**What is needed**
Reproduce every record exactly as it appears, but not the pictures.

(Raw records)

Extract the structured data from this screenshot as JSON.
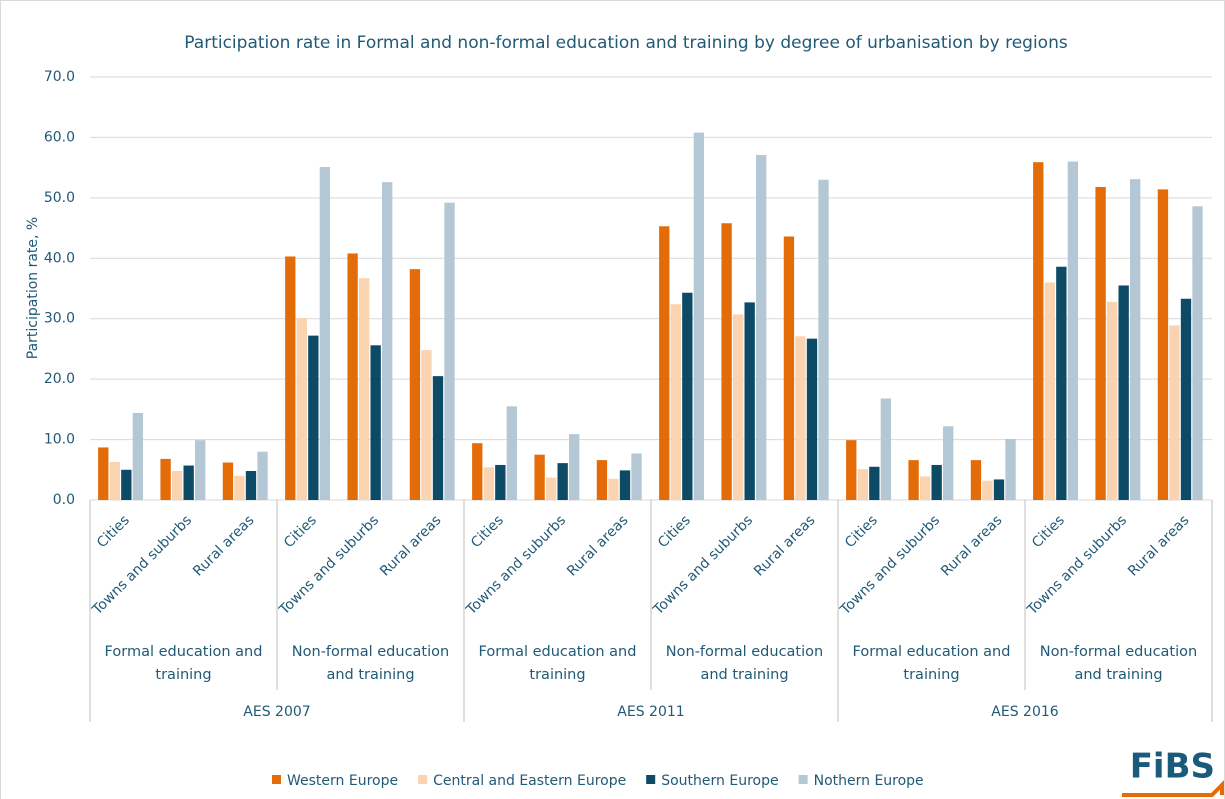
{
  "chart_data": {
    "type": "bar",
    "title": "Participation rate in Formal and non-formal education and training by degree of urbanisation by regions",
    "y_label": "Participation rate, %",
    "categories": [
      "Cities",
      "Towns and suburbs",
      "Rural areas",
      "Cities",
      "Towns and suburbs",
      "Rural areas",
      "Cities",
      "Towns and suburbs",
      "Rural areas",
      "Cities",
      "Towns and suburbs",
      "Rural areas",
      "Cities",
      "Towns and suburbs",
      "Rural areas",
      "Cities",
      "Towns and suburbs",
      "Rural areas"
    ],
    "subgroups": [
      "Formal education and training",
      "Non-formal education and training",
      "Formal education and training",
      "Non-formal education and training",
      "Formal education and training",
      "Non-formal education and training"
    ],
    "groups": [
      "AES 2007",
      "AES 2011",
      "AES 2016"
    ],
    "series": [
      {
        "name": "Western Europe",
        "color": "#e36c09",
        "values": [
          8.7,
          6.8,
          6.2,
          40.3,
          40.8,
          38.2,
          9.4,
          7.5,
          6.6,
          45.3,
          45.8,
          43.6,
          9.9,
          6.6,
          6.6,
          55.9,
          51.8,
          51.4
        ]
      },
      {
        "name": "Central and Eastern Europe",
        "color": "#fad4b1",
        "values": [
          6.3,
          4.8,
          4.0,
          30.1,
          36.7,
          24.8,
          5.4,
          3.7,
          3.5,
          32.4,
          30.7,
          27.1,
          5.1,
          3.9,
          3.2,
          36.0,
          32.8,
          28.9
        ]
      },
      {
        "name": "Southern Europe",
        "color": "#0d4a66",
        "values": [
          5.0,
          5.7,
          4.8,
          27.2,
          25.6,
          20.5,
          5.8,
          6.1,
          4.9,
          34.3,
          32.7,
          26.7,
          5.5,
          5.8,
          3.4,
          38.6,
          35.5,
          33.3
        ]
      },
      {
        "name": "Nothern Europe",
        "color": "#b4c7d4",
        "values": [
          14.4,
          9.9,
          8.0,
          55.1,
          52.6,
          49.2,
          15.5,
          10.9,
          7.7,
          60.8,
          57.1,
          53.0,
          16.8,
          12.2,
          10.1,
          56.0,
          53.1,
          48.6
        ]
      }
    ],
    "ylim": [
      0,
      70
    ],
    "yticks": [
      {
        "value": 0,
        "label": "0.0"
      },
      {
        "value": 10,
        "label": "10.0"
      },
      {
        "value": 20,
        "label": "20.0"
      },
      {
        "value": 30,
        "label": "30.0"
      },
      {
        "value": 40,
        "label": "40.0"
      },
      {
        "value": 50,
        "label": "50.0"
      },
      {
        "value": 60,
        "label": "60.0"
      },
      {
        "value": 70,
        "label": "70.0"
      }
    ],
    "grid": true,
    "legend": "bottom",
    "logo": "FiBS"
  }
}
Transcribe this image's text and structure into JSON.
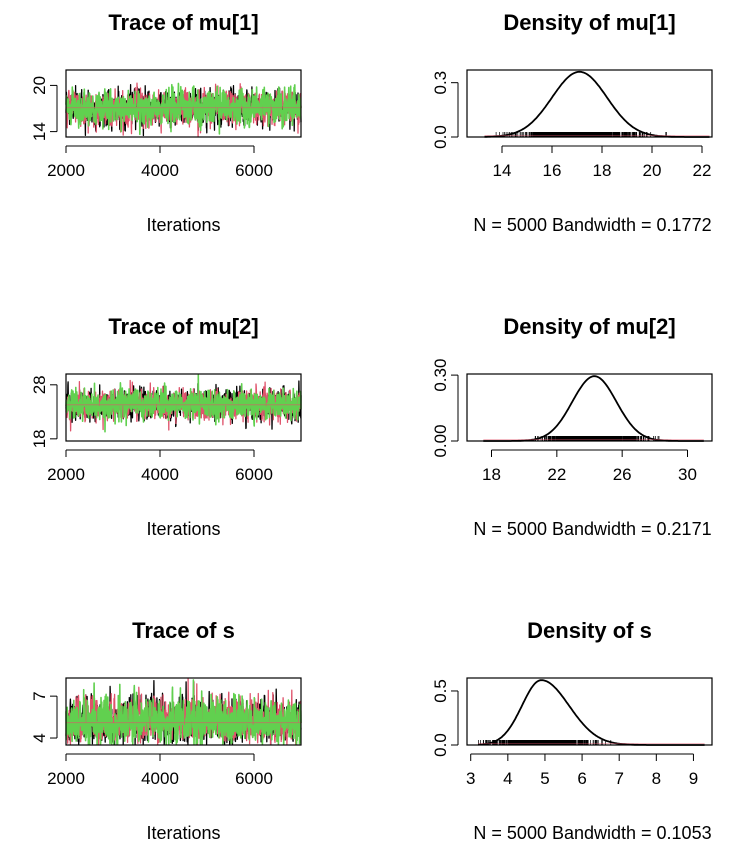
{
  "chart_data": [
    {
      "type": "line",
      "panel": "trace",
      "title": "Trace of mu[1]",
      "xlabel": "Iterations",
      "x_ticks": [
        2000,
        4000,
        6000
      ],
      "y_ticks": [
        14,
        20
      ],
      "xlim": [
        2000,
        7000
      ],
      "ylim": [
        13.3,
        22.0
      ],
      "iterations": [
        2001,
        7000
      ],
      "mean": 17.1,
      "sd": 1.1,
      "chains": 3,
      "colors": [
        "#000000",
        "#DF536B",
        "#61D04F"
      ]
    },
    {
      "type": "area",
      "panel": "density",
      "title": "Density of mu[1]",
      "xlabel": "N = 5000   Bandwidth = 0.1772",
      "x_ticks": [
        14,
        16,
        18,
        20,
        22
      ],
      "y_ticks": [
        "0.0",
        "0.3"
      ],
      "xlim": [
        12.6,
        22.4
      ],
      "ylim": [
        0,
        0.37
      ],
      "peak_x": 17.1,
      "peak_y": 0.36,
      "sd": 1.1,
      "support": [
        13.3,
        22.3
      ],
      "color": "#000000"
    },
    {
      "type": "line",
      "panel": "trace",
      "title": "Trace of mu[2]",
      "xlabel": "Iterations",
      "x_ticks": [
        2000,
        4000,
        6000
      ],
      "y_ticks": [
        18,
        28
      ],
      "xlim": [
        2000,
        7000
      ],
      "ylim": [
        17.6,
        30.0
      ],
      "iterations": [
        2001,
        7000
      ],
      "mean": 24.3,
      "sd": 1.35,
      "chains": 3,
      "colors": [
        "#000000",
        "#DF536B",
        "#61D04F"
      ]
    },
    {
      "type": "area",
      "panel": "density",
      "title": "Density of mu[2]",
      "xlabel": "N = 5000   Bandwidth = 0.2171",
      "x_ticks": [
        18,
        22,
        26,
        30
      ],
      "y_ticks": [
        "0.00",
        "0.30"
      ],
      "xlim": [
        16.5,
        31.5
      ],
      "ylim": [
        0,
        0.305
      ],
      "peak_x": 24.3,
      "peak_y": 0.295,
      "sd": 1.35,
      "support": [
        17.5,
        31.0
      ],
      "color": "#000000"
    },
    {
      "type": "line",
      "panel": "trace",
      "title": "Trace of s",
      "xlabel": "Iterations",
      "x_ticks": [
        2000,
        4000,
        6000
      ],
      "y_ticks": [
        4,
        7
      ],
      "xlim": [
        2000,
        7000
      ],
      "ylim": [
        3.5,
        8.3
      ],
      "iterations": [
        2001,
        7000
      ],
      "mean": 5.1,
      "sd": 0.65,
      "chains": 3,
      "colors": [
        "#000000",
        "#DF536B",
        "#61D04F"
      ]
    },
    {
      "type": "area",
      "panel": "density",
      "title": "Density of s",
      "xlabel": "N = 5000   Bandwidth = 0.1053",
      "x_ticks": [
        3,
        4,
        5,
        6,
        7,
        8,
        9
      ],
      "y_ticks": [
        "0.0",
        "0.5"
      ],
      "xlim": [
        2.9,
        9.5
      ],
      "ylim": [
        0,
        0.62
      ],
      "peak_x": 4.9,
      "peak_y": 0.6,
      "sd_left": 0.52,
      "sd_right": 0.75,
      "support": [
        3.2,
        9.3
      ],
      "color": "#000000"
    }
  ]
}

**Response to this exercise**
Extract the structured data from this screenshot as JSON.
{
  "chart_data": {
    "type": "bar",
    "title": "Participation rate in Formal and non-formal education and training by degree of urbanisation by regions",
    "y_label": "Participation rate, %",
    "categories": [
      "Cities",
      "Towns and suburbs",
      "Rural areas",
      "Cities",
      "Towns and suburbs",
      "Rural areas",
      "Cities",
      "Towns and suburbs",
      "Rural areas",
      "Cities",
      "Towns and suburbs",
      "Rural areas",
      "Cities",
      "Towns and suburbs",
      "Rural areas",
      "Cities",
      "Towns and suburbs",
      "Rural areas"
    ],
    "subgroups": [
      "Formal education and training",
      "Non-formal education and training",
      "Formal education and training",
      "Non-formal education and training",
      "Formal education and training",
      "Non-formal education and training"
    ],
    "groups": [
      "AES 2007",
      "AES 2011",
      "AES 2016"
    ],
    "series": [
      {
        "name": "Western Europe",
        "color": "#e36c09",
        "values": [
          8.7,
          6.8,
          6.2,
          40.3,
          40.8,
          38.2,
          9.4,
          7.5,
          6.6,
          45.3,
          45.8,
          43.6,
          9.9,
          6.6,
          6.6,
          55.9,
          51.8,
          51.4
        ]
      },
      {
        "name": "Central and Eastern Europe",
        "color": "#fad4b1",
        "values": [
          6.3,
          4.8,
          4.0,
          30.1,
          36.7,
          24.8,
          5.4,
          3.7,
          3.5,
          32.4,
          30.7,
          27.1,
          5.1,
          3.9,
          3.2,
          36.0,
          32.8,
          28.9
        ]
      },
      {
        "name": "Southern Europe",
        "color": "#0d4a66",
        "values": [
          5.0,
          5.7,
          4.8,
          27.2,
          25.6,
          20.5,
          5.8,
          6.1,
          4.9,
          34.3,
          32.7,
          26.7,
          5.5,
          5.8,
          3.4,
          38.6,
          35.5,
          33.3
        ]
      },
      {
        "name": "Nothern Europe",
        "color": "#b4c7d4",
        "values": [
          14.4,
          9.9,
          8.0,
          55.1,
          52.6,
          49.2,
          15.5,
          10.9,
          7.7,
          60.8,
          57.1,
          53.0,
          16.8,
          12.2,
          10.1,
          56.0,
          53.1,
          48.6
        ]
      }
    ],
    "ylim": [
      0,
      70
    ],
    "yticks": [
      {
        "value": 0,
        "label": "0.0"
      },
      {
        "value": 10,
        "label": "10.0"
      },
      {
        "value": 20,
        "label": "20.0"
      },
      {
        "value": 30,
        "label": "30.0"
      },
      {
        "value": 40,
        "label": "40.0"
      },
      {
        "value": 50,
        "label": "50.0"
      },
      {
        "value": 60,
        "label": "60.0"
      },
      {
        "value": 70,
        "label": "70.0"
      }
    ],
    "grid": true,
    "legend": "bottom",
    "logo": "FiBS"
  }
}
Transcribe this image's text and structure into JSON.
{
  "chart_data": [
    {
      "type": "line",
      "panel": "trace",
      "title": "Trace of mu[1]",
      "xlabel": "Iterations",
      "x_ticks": [
        2000,
        4000,
        6000
      ],
      "y_ticks": [
        14,
        20
      ],
      "xlim": [
        2000,
        7000
      ],
      "ylim": [
        13.3,
        22.0
      ],
      "iterations": [
        2001,
        7000
      ],
      "mean": 17.1,
      "sd": 1.1,
      "chains": 3,
      "colors": [
        "#000000",
        "#DF536B",
        "#61D04F"
      ]
    },
    {
      "type": "area",
      "panel": "density",
      "title": "Density of mu[1]",
      "xlabel": "N = 5000   Bandwidth = 0.1772",
      "x_ticks": [
        14,
        16,
        18,
        20,
        22
      ],
      "y_ticks": [
        "0.0",
        "0.3"
      ],
      "xlim": [
        12.6,
        22.4
      ],
      "ylim": [
        0,
        0.37
      ],
      "peak_x": 17.1,
      "peak_y": 0.36,
      "sd": 1.1,
      "support": [
        13.3,
        22.3
      ],
      "color": "#000000"
    },
    {
      "type": "line",
      "panel": "trace",
      "title": "Trace of mu[2]",
      "xlabel": "Iterations",
      "x_ticks": [
        2000,
        4000,
        6000
      ],
      "y_ticks": [
        18,
        28
      ],
      "xlim": [
        2000,
        7000
      ],
      "ylim": [
        17.6,
        30.0
      ],
      "iterations": [
        2001,
        7000
      ],
      "mean": 24.3,
      "sd": 1.35,
      "chains": 3,
      "colors": [
        "#000000",
        "#DF536B",
        "#61D04F"
      ]
    },
    {
      "type": "area",
      "panel": "density",
      "title": "Density of mu[2]",
      "xlabel": "N = 5000   Bandwidth = 0.2171",
      "x_ticks": [
        18,
        22,
        26,
        30
      ],
      "y_ticks": [
        "0.00",
        "0.30"
      ],
      "xlim": [
        16.5,
        31.5
      ],
      "ylim": [
        0,
        0.305
      ],
      "peak_x": 24.3,
      "peak_y": 0.295,
      "sd": 1.35,
      "support": [
        17.5,
        31.0
      ],
      "color": "#000000"
    },
    {
      "type": "line",
      "panel": "trace",
      "title": "Trace of s",
      "xlabel": "Iterations",
      "x_ticks": [
        2000,
        4000,
        6000
      ],
      "y_ticks": [
        4,
        7
      ],
      "xlim": [
        2000,
        7000
      ],
      "ylim": [
        3.5,
        8.3
      ],
      "iterations": [
        2001,
        7000
      ],
      "mean": 5.1,
      "sd": 0.65,
      "chains": 3,
      "colors": [
        "#000000",
        "#DF536B",
        "#61D04F"
      ]
    },
    {
      "type": "area",
      "panel": "density",
      "title": "Density of s",
      "xlabel": "N = 5000   Bandwidth = 0.1053",
      "x_ticks": [
        3,
        4,
        5,
        6,
        7,
        8,
        9
      ],
      "y_ticks": [
        "0.0",
        "0.5"
      ],
      "xlim": [
        2.9,
        9.5
      ],
      "ylim": [
        0,
        0.62
      ],
      "peak_x": 4.9,
      "peak_y": 0.6,
      "sd_left": 0.52,
      "sd_right": 0.75,
      "support": [
        3.2,
        9.3
      ],
      "color": "#000000"
    }
  ]
}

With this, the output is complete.